• [YOUR INSTRUCTIONS] Write out the entries below once more, exactly, with the pictures left out.
>> Start MATERIAL SUPPLIED
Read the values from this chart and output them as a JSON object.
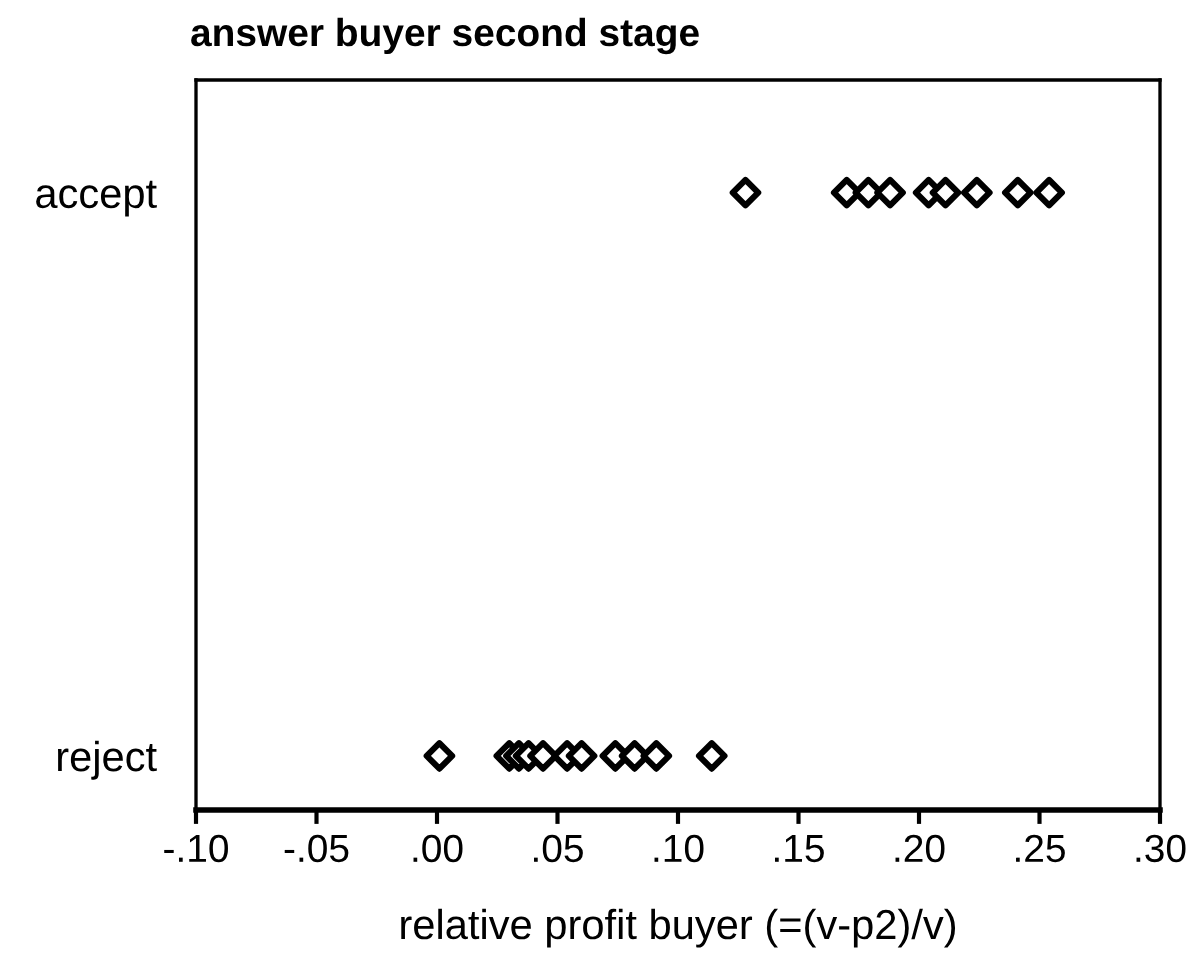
{
  "chart_data": {
    "type": "scatter",
    "title": "answer buyer second stage",
    "xlabel": "relative profit buyer (=(v-p2)/v)",
    "orientation": "horizontal",
    "categories": [
      "accept",
      "reject"
    ],
    "series": [
      {
        "color": "#000000",
        "x": [
          "accept",
          "accept",
          "accept",
          "accept",
          "accept",
          "accept",
          "accept",
          "accept",
          "accept"
        ],
        "values": [
          0.128,
          0.17,
          0.179,
          0.188,
          0.204,
          0.211,
          0.224,
          0.241,
          0.254
        ]
      },
      {
        "color": "#000000",
        "x": [
          "reject",
          "reject",
          "reject",
          "reject",
          "reject",
          "reject",
          "reject",
          "reject",
          "reject",
          "reject",
          "reject"
        ],
        "values": [
          0.001,
          0.03,
          0.034,
          0.038,
          0.044,
          0.054,
          0.06,
          0.074,
          0.082,
          0.091,
          0.114
        ]
      }
    ],
    "xlim": [
      -0.1,
      0.3
    ],
    "xticks": [
      {
        "value": -0.1,
        "label": "-.10"
      },
      {
        "value": -0.05,
        "label": "-.05"
      },
      {
        "value": 0.0,
        "label": ".00"
      },
      {
        "value": 0.05,
        "label": ".05"
      },
      {
        "value": 0.1,
        "label": ".10"
      },
      {
        "value": 0.15,
        "label": ".15"
      },
      {
        "value": 0.2,
        "label": ".20"
      },
      {
        "value": 0.25,
        "label": ".25"
      },
      {
        "value": 0.3,
        "label": ".30"
      }
    ],
    "marker": "diamond",
    "grid": false,
    "legend": false
  }
}
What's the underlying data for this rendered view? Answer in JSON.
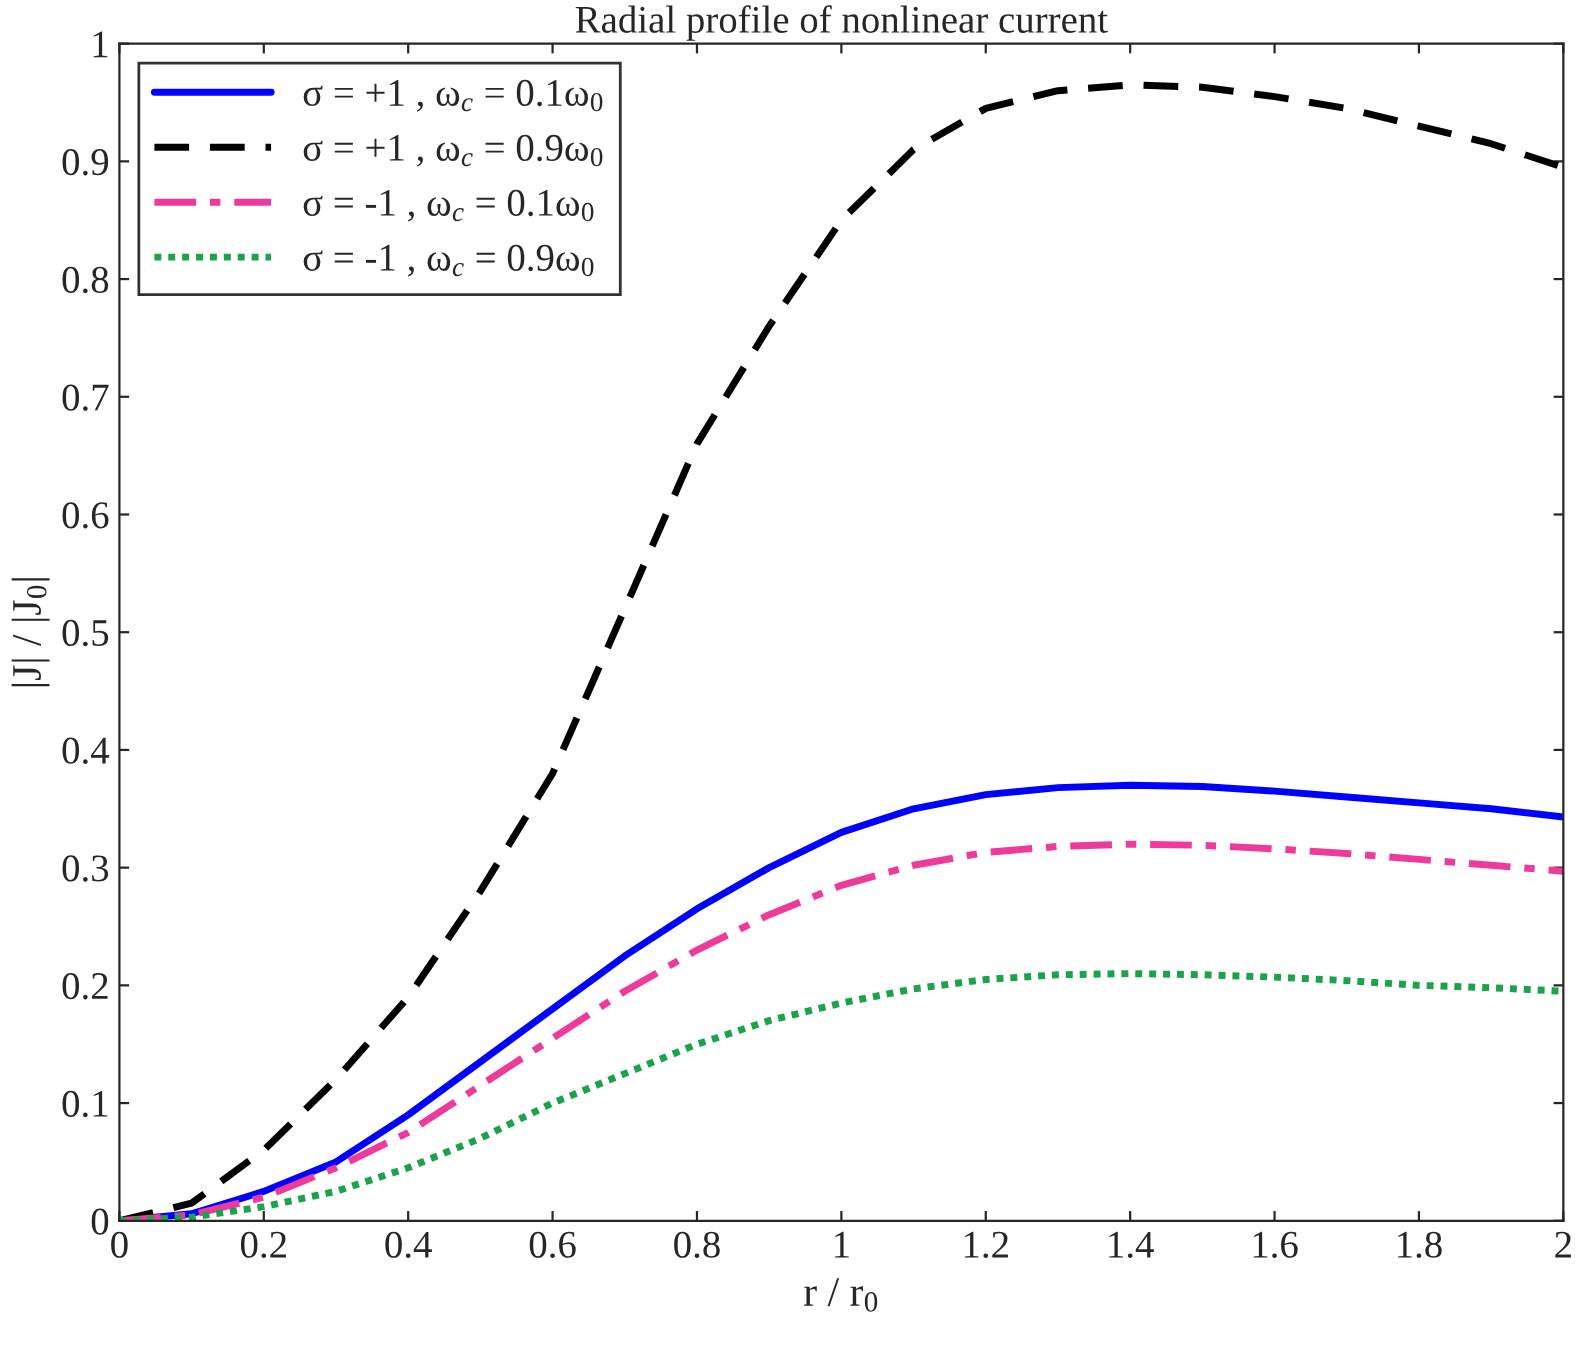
{
  "chart_data": {
    "type": "line",
    "title": "Radial profile of nonlinear current",
    "xlabel": "r / r$_{0}$",
    "ylabel": "|J| / |J$_{0}$|",
    "x": [
      0,
      0.1,
      0.2,
      0.3,
      0.4,
      0.5,
      0.6,
      0.7,
      0.8,
      0.9,
      1.0,
      1.1,
      1.2,
      1.3,
      1.4,
      1.5,
      1.6,
      1.7,
      1.8,
      1.9,
      2.0
    ],
    "series": [
      {
        "name": "σ = +1 , ω$_{c}$ = 0.1ω$_{0}$",
        "color": "#0000ff",
        "line_style": "solid",
        "values": [
          0,
          0.006,
          0.025,
          0.05,
          0.09,
          0.135,
          0.18,
          0.225,
          0.265,
          0.3,
          0.33,
          0.35,
          0.362,
          0.368,
          0.37,
          0.369,
          0.365,
          0.36,
          0.355,
          0.35,
          0.343
        ]
      },
      {
        "name": "σ = +1 , ω$_{c}$ = 0.9ω$_{0}$",
        "color": "#000000",
        "line_style": "dashed",
        "values": [
          0,
          0.015,
          0.06,
          0.12,
          0.19,
          0.28,
          0.38,
          0.52,
          0.66,
          0.76,
          0.85,
          0.91,
          0.945,
          0.96,
          0.965,
          0.963,
          0.955,
          0.945,
          0.93,
          0.915,
          0.895
        ]
      },
      {
        "name": "σ = -1 , ω$_{c}$ = 0.1ω$_{0}$",
        "color": "#ee3a9a",
        "line_style": "dashdot",
        "values": [
          0,
          0.005,
          0.02,
          0.045,
          0.075,
          0.115,
          0.155,
          0.195,
          0.23,
          0.26,
          0.285,
          0.302,
          0.313,
          0.318,
          0.32,
          0.319,
          0.316,
          0.312,
          0.307,
          0.302,
          0.297
        ]
      },
      {
        "name": "σ = -1 , ω$_{c}$ = 0.9ω$_{0}$",
        "color": "#1aa34a",
        "line_style": "dotted",
        "values": [
          0,
          0.003,
          0.012,
          0.025,
          0.045,
          0.07,
          0.1,
          0.125,
          0.15,
          0.17,
          0.185,
          0.197,
          0.205,
          0.209,
          0.21,
          0.209,
          0.207,
          0.204,
          0.2,
          0.198,
          0.195
        ]
      }
    ],
    "xlim": [
      0,
      2
    ],
    "xticks": [
      0,
      0.2,
      0.4,
      0.6,
      0.8,
      1,
      1.2,
      1.4,
      1.6,
      1.8,
      2
    ],
    "ylim": [
      0,
      1
    ],
    "yticks": [
      0,
      0.1,
      0.2,
      0.3,
      0.4,
      0.5,
      0.6,
      0.7,
      0.8,
      0.9,
      1
    ],
    "grid": false,
    "legend": "top left"
  }
}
>> End MATERIAL SUPPLIED
• [RESPONSE TO THIS EXERCISE]
Read the values from this chart and output them as a JSON object.
{
  "chart_data": {
    "type": "scatter",
    "title": "answer buyer second stage",
    "xlabel": "relative profit buyer (=(v-p2)/v)",
    "orientation": "horizontal",
    "categories": [
      "accept",
      "reject"
    ],
    "series": [
      {
        "color": "#000000",
        "x": [
          "accept",
          "accept",
          "accept",
          "accept",
          "accept",
          "accept",
          "accept",
          "accept",
          "accept"
        ],
        "values": [
          0.128,
          0.17,
          0.179,
          0.188,
          0.204,
          0.211,
          0.224,
          0.241,
          0.254
        ]
      },
      {
        "color": "#000000",
        "x": [
          "reject",
          "reject",
          "reject",
          "reject",
          "reject",
          "reject",
          "reject",
          "reject",
          "reject",
          "reject",
          "reject"
        ],
        "values": [
          0.001,
          0.03,
          0.034,
          0.038,
          0.044,
          0.054,
          0.06,
          0.074,
          0.082,
          0.091,
          0.114
        ]
      }
    ],
    "xlim": [
      -0.1,
      0.3
    ],
    "xticks": [
      {
        "value": -0.1,
        "label": "-.10"
      },
      {
        "value": -0.05,
        "label": "-.05"
      },
      {
        "value": 0.0,
        "label": ".00"
      },
      {
        "value": 0.05,
        "label": ".05"
      },
      {
        "value": 0.1,
        "label": ".10"
      },
      {
        "value": 0.15,
        "label": ".15"
      },
      {
        "value": 0.2,
        "label": ".20"
      },
      {
        "value": 0.25,
        "label": ".25"
      },
      {
        "value": 0.3,
        "label": ".30"
      }
    ],
    "marker": "diamond",
    "grid": false,
    "legend": false
  }
}
What's the underlying data for this rendered view? Answer in JSON.
{
  "chart_data": {
    "type": "line",
    "title": "Radial profile of nonlinear current",
    "xlabel": "r / r$_{0}$",
    "ylabel": "|J| / |J$_{0}$|",
    "x": [
      0,
      0.1,
      0.2,
      0.3,
      0.4,
      0.5,
      0.6,
      0.7,
      0.8,
      0.9,
      1.0,
      1.1,
      1.2,
      1.3,
      1.4,
      1.5,
      1.6,
      1.7,
      1.8,
      1.9,
      2.0
    ],
    "series": [
      {
        "name": "σ = +1 , ω$_{c}$ = 0.1ω$_{0}$",
        "color": "#0000ff",
        "line_style": "solid",
        "values": [
          0,
          0.006,
          0.025,
          0.05,
          0.09,
          0.135,
          0.18,
          0.225,
          0.265,
          0.3,
          0.33,
          0.35,
          0.362,
          0.368,
          0.37,
          0.369,
          0.365,
          0.36,
          0.355,
          0.35,
          0.343
        ]
      },
      {
        "name": "σ = +1 , ω$_{c}$ = 0.9ω$_{0}$",
        "color": "#000000",
        "line_style": "dashed",
        "values": [
          0,
          0.015,
          0.06,
          0.12,
          0.19,
          0.28,
          0.38,
          0.52,
          0.66,
          0.76,
          0.85,
          0.91,
          0.945,
          0.96,
          0.965,
          0.963,
          0.955,
          0.945,
          0.93,
          0.915,
          0.895
        ]
      },
      {
        "name": "σ = -1 , ω$_{c}$ = 0.1ω$_{0}$",
        "color": "#ee3a9a",
        "line_style": "dashdot",
        "values": [
          0,
          0.005,
          0.02,
          0.045,
          0.075,
          0.115,
          0.155,
          0.195,
          0.23,
          0.26,
          0.285,
          0.302,
          0.313,
          0.318,
          0.32,
          0.319,
          0.316,
          0.312,
          0.307,
          0.302,
          0.297
        ]
      },
      {
        "name": "σ = -1 , ω$_{c}$ = 0.9ω$_{0}$",
        "color": "#1aa34a",
        "line_style": "dotted",
        "values": [
          0,
          0.003,
          0.012,
          0.025,
          0.045,
          0.07,
          0.1,
          0.125,
          0.15,
          0.17,
          0.185,
          0.197,
          0.205,
          0.209,
          0.21,
          0.209,
          0.207,
          0.204,
          0.2,
          0.198,
          0.195
        ]
      }
    ],
    "xlim": [
      0,
      2
    ],
    "xticks": [
      0,
      0.2,
      0.4,
      0.6,
      0.8,
      1,
      1.2,
      1.4,
      1.6,
      1.8,
      2
    ],
    "ylim": [
      0,
      1
    ],
    "yticks": [
      0,
      0.1,
      0.2,
      0.3,
      0.4,
      0.5,
      0.6,
      0.7,
      0.8,
      0.9,
      1
    ],
    "grid": false,
    "legend": "top left"
  }
}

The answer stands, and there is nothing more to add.